> [AIM] Copy all lines in which the word "into" can be found.

> [SUPPLIED DATA]
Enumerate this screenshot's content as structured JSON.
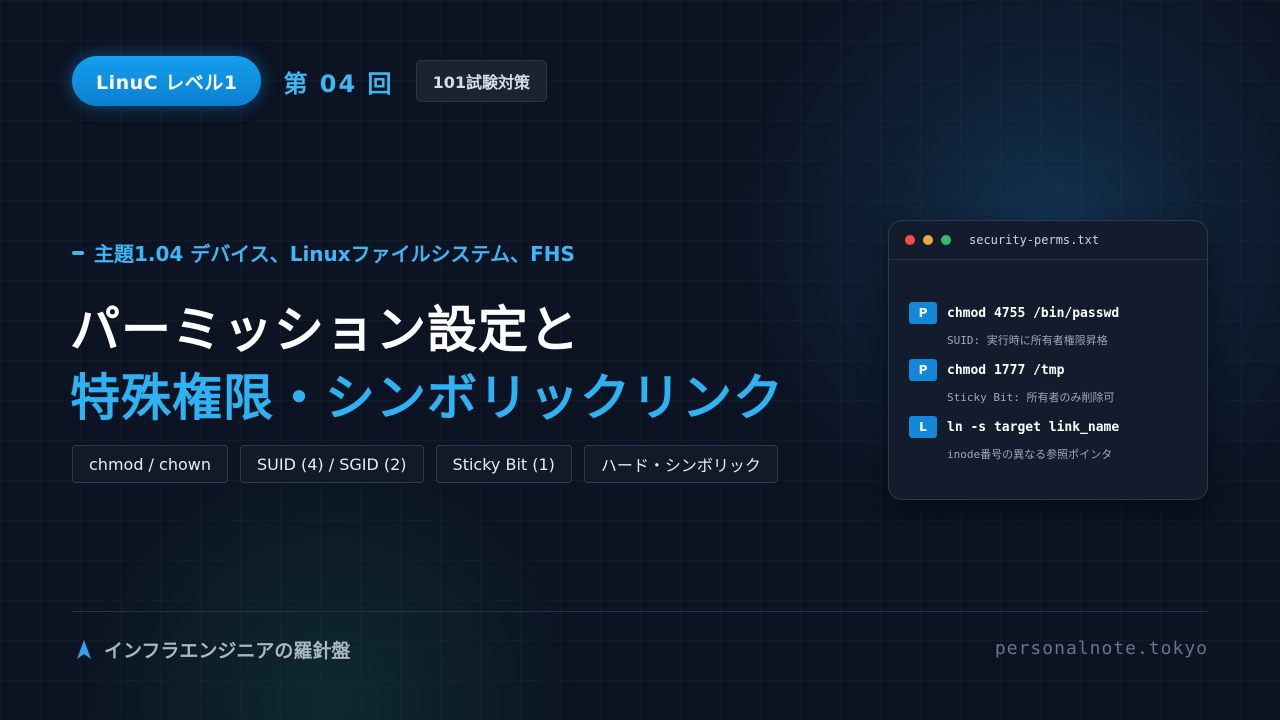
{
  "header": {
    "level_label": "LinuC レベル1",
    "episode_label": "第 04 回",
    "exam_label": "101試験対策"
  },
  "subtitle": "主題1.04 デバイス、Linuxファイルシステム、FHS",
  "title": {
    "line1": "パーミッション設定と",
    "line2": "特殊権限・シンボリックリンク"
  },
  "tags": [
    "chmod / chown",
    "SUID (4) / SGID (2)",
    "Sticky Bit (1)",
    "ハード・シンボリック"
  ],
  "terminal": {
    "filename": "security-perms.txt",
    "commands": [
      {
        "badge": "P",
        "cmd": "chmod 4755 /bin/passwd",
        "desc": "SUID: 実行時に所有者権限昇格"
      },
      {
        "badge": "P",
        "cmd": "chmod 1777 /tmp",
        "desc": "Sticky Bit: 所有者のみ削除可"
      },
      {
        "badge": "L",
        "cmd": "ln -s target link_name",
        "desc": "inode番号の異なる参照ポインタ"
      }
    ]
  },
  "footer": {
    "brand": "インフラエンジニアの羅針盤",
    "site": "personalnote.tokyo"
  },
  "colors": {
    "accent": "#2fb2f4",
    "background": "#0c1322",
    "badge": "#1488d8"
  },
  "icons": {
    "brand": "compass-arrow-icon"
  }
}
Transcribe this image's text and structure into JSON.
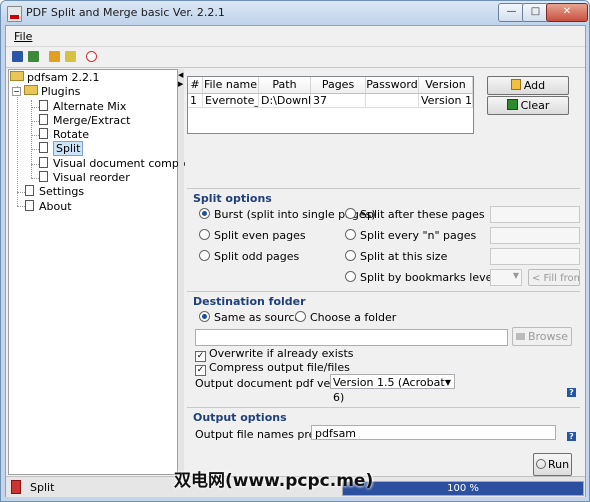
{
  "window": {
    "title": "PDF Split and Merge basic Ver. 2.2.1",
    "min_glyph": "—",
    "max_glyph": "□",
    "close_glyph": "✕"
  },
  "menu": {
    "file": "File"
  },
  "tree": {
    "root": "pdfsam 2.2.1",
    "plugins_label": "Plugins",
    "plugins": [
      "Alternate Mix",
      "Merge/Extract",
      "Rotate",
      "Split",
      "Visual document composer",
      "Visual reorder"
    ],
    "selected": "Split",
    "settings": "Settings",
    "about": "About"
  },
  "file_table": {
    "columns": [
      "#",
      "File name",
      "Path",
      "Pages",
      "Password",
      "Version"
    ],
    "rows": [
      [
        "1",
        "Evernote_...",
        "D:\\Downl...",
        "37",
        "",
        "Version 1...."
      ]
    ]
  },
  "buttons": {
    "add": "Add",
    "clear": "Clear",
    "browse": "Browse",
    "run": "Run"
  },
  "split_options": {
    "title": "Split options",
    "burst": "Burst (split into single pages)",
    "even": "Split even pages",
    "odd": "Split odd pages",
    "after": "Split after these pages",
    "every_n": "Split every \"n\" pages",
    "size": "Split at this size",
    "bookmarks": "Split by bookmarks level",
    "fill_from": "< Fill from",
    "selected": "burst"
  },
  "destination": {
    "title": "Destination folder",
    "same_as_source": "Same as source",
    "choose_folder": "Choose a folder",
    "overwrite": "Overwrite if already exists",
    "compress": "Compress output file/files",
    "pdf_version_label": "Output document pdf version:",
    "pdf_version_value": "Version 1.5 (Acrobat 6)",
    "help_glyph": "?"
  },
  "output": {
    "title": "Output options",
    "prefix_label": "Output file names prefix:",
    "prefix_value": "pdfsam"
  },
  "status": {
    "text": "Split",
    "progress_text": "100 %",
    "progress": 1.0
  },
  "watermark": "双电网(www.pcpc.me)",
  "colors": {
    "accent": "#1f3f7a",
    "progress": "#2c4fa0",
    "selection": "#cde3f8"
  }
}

* * *

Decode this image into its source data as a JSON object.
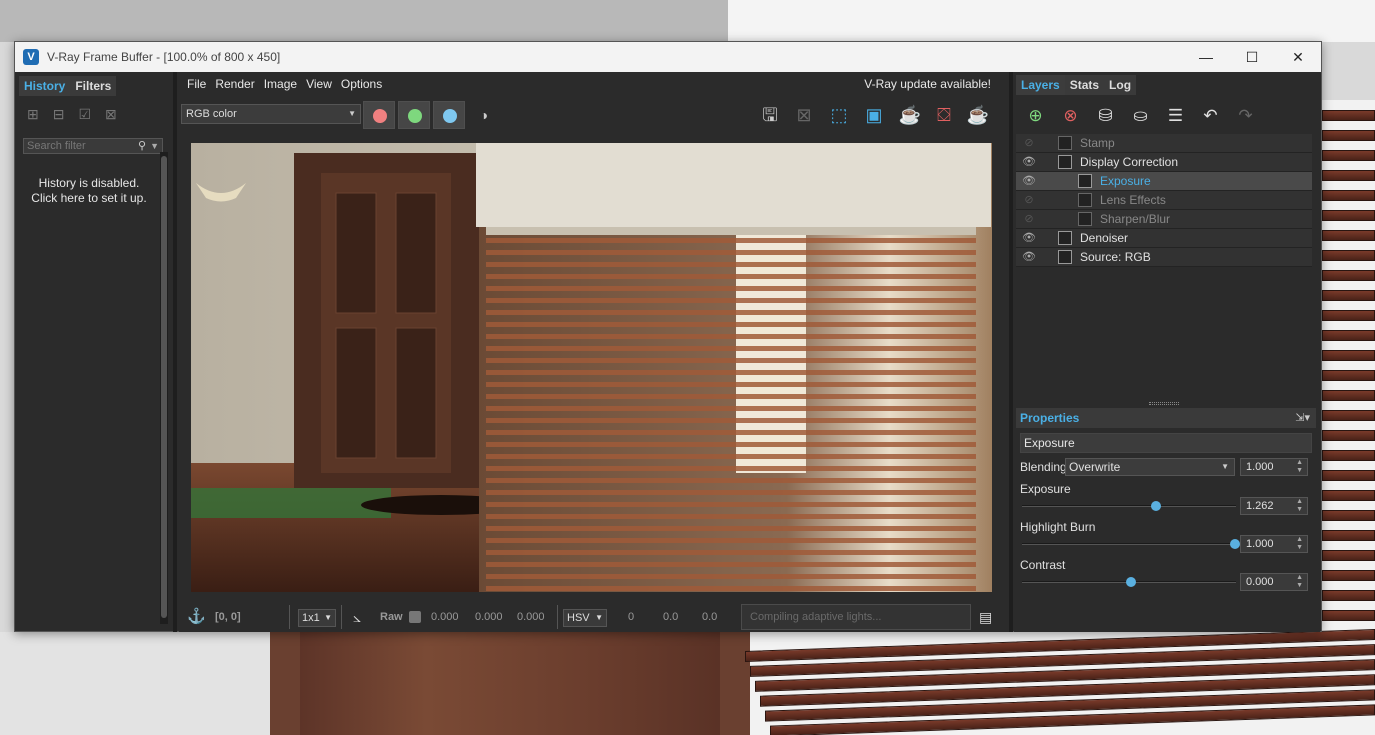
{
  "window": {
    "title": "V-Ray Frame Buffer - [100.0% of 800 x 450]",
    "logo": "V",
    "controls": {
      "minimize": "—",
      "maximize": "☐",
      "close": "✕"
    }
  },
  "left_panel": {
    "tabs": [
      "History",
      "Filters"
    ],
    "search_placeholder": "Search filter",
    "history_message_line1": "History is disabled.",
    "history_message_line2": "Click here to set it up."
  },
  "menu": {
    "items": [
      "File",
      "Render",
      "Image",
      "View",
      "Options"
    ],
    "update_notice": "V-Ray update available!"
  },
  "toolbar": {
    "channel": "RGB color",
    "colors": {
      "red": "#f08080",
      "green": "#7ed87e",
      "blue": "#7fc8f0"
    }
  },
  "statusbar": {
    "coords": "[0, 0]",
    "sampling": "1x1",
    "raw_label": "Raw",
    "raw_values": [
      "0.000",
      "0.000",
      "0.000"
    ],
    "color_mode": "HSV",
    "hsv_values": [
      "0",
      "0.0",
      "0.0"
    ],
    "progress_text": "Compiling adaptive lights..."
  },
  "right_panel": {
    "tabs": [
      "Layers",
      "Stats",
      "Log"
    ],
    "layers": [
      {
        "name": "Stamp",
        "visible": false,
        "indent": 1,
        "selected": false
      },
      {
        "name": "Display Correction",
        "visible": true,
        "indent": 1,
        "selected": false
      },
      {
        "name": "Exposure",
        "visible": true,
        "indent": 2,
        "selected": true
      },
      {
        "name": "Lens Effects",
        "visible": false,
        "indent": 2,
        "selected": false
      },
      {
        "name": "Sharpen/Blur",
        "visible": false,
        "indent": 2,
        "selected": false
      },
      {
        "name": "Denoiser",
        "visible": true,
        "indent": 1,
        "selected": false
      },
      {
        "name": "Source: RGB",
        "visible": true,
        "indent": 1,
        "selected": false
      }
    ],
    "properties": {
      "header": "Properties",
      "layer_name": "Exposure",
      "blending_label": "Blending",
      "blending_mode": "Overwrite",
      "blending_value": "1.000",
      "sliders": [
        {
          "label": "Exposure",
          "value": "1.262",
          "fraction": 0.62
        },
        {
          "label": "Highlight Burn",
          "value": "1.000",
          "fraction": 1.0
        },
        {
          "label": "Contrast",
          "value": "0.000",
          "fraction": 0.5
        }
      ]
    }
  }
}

> [SOLUTION TO THIS TASK]
Transcribe this image's text and structure into JSON.
    "burst": "Burst (split into single pages)",
Decode this image into its source data as a JSON object.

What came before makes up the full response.